▶ **What is being asked**:
Return the data exactly, with all pictures removed.

• • • •

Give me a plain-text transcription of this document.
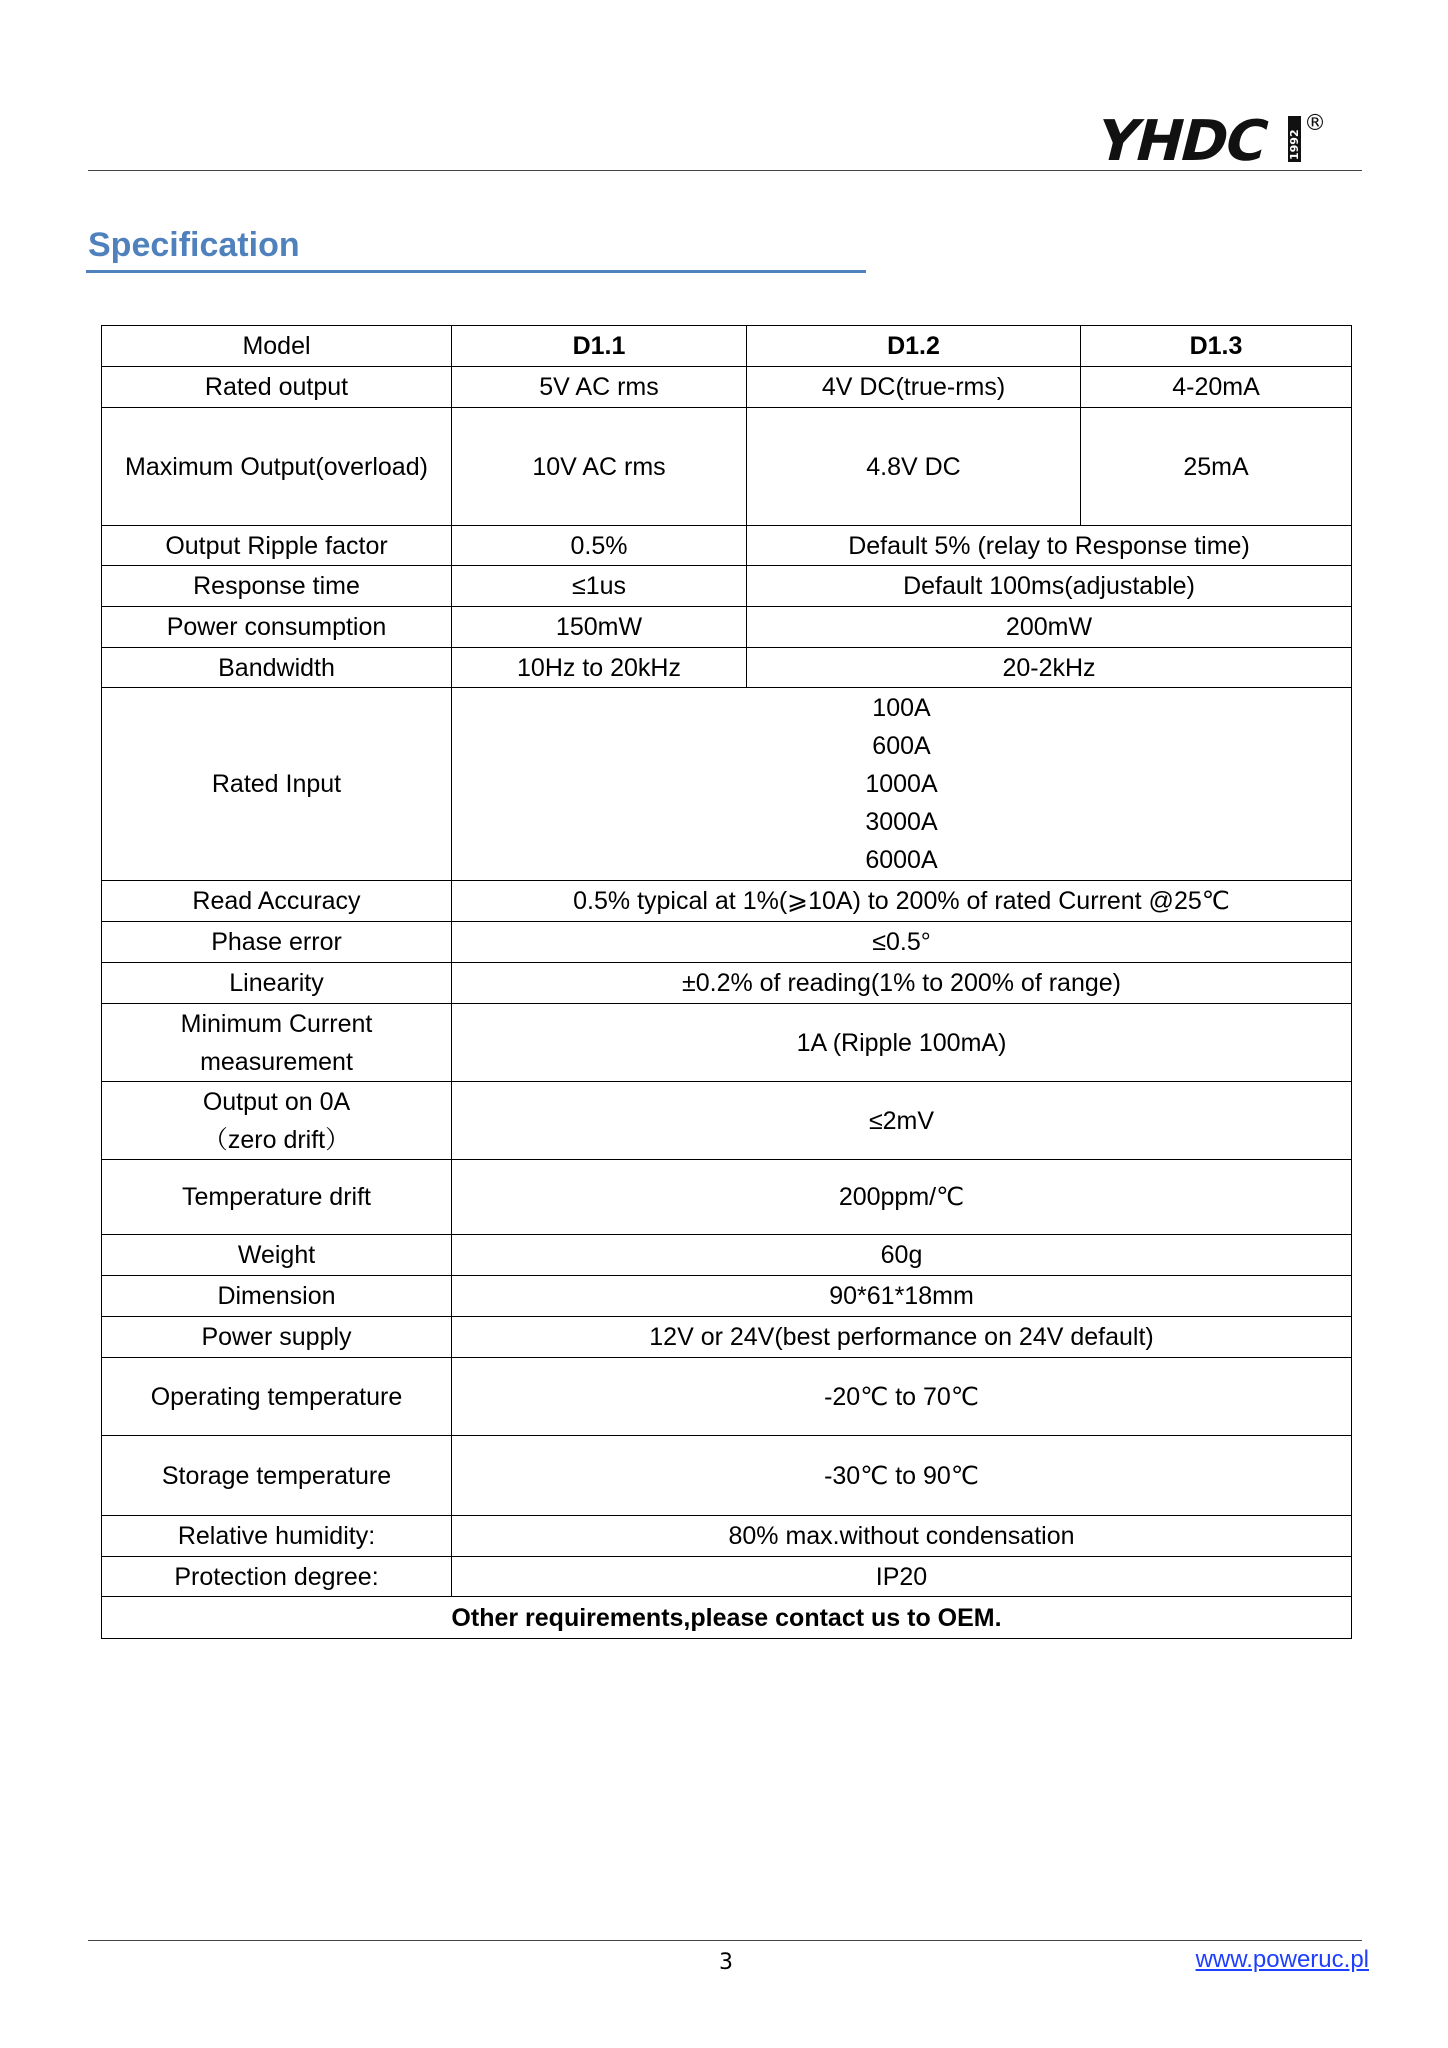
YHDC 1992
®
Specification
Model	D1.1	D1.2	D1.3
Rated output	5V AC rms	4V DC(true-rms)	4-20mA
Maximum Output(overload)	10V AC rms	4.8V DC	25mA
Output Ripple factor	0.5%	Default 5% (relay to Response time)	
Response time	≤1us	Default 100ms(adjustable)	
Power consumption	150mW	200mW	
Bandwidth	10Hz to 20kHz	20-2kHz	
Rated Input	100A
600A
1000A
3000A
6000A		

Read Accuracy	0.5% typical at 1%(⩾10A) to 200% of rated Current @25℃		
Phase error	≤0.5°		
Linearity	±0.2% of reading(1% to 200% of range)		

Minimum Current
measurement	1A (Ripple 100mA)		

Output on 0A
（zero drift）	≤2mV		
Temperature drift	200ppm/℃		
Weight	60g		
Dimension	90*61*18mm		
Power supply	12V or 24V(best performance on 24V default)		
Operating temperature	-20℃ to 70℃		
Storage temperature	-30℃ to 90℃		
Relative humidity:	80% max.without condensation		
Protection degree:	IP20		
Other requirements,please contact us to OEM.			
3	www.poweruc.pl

• • • •

▶ **Task solution**:
Give me a plain-text transcription of this document.
YHDC 1992
®
Specification
Model	D1.1	D1.2	D1.3
Rated output	5V AC rms	4V DC(true-rms)	4-20mA
Maximum Output(overload)	10V AC rms	4.8V DC	25mA
Output Ripple factor	0.5%	Default 5% (relay to Response time)	
Response time	≤1us	Default 100ms(adjustable)	
Power consumption	150mW	200mW	
Bandwidth	10Hz to 20kHz	20-2kHz	
Rated Input	100A
600A
1000A
3000A
6000A		

Read Accuracy	0.5% typical at 1%(⩾10A) to 200% of rated Current @25℃		
Phase error	≤0.5°		
Linearity	±0.2% of reading(1% to 200% of range)		

Minimum Current
measurement	1A (Ripple 100mA)		

Output on 0A
（zero drift）	≤2mV		
Temperature drift	200ppm/℃		
Weight	60g		
Dimension	90*61*18mm		
Power supply	12V or 24V(best performance on 24V default)		
Operating temperature	-20℃ to 70℃		
Storage temperature	-30℃ to 90℃		
Relative humidity:	80% max.without condensation		
Protection degree:	IP20		
Other requirements,please contact us to OEM.			
3	www.poweruc.pl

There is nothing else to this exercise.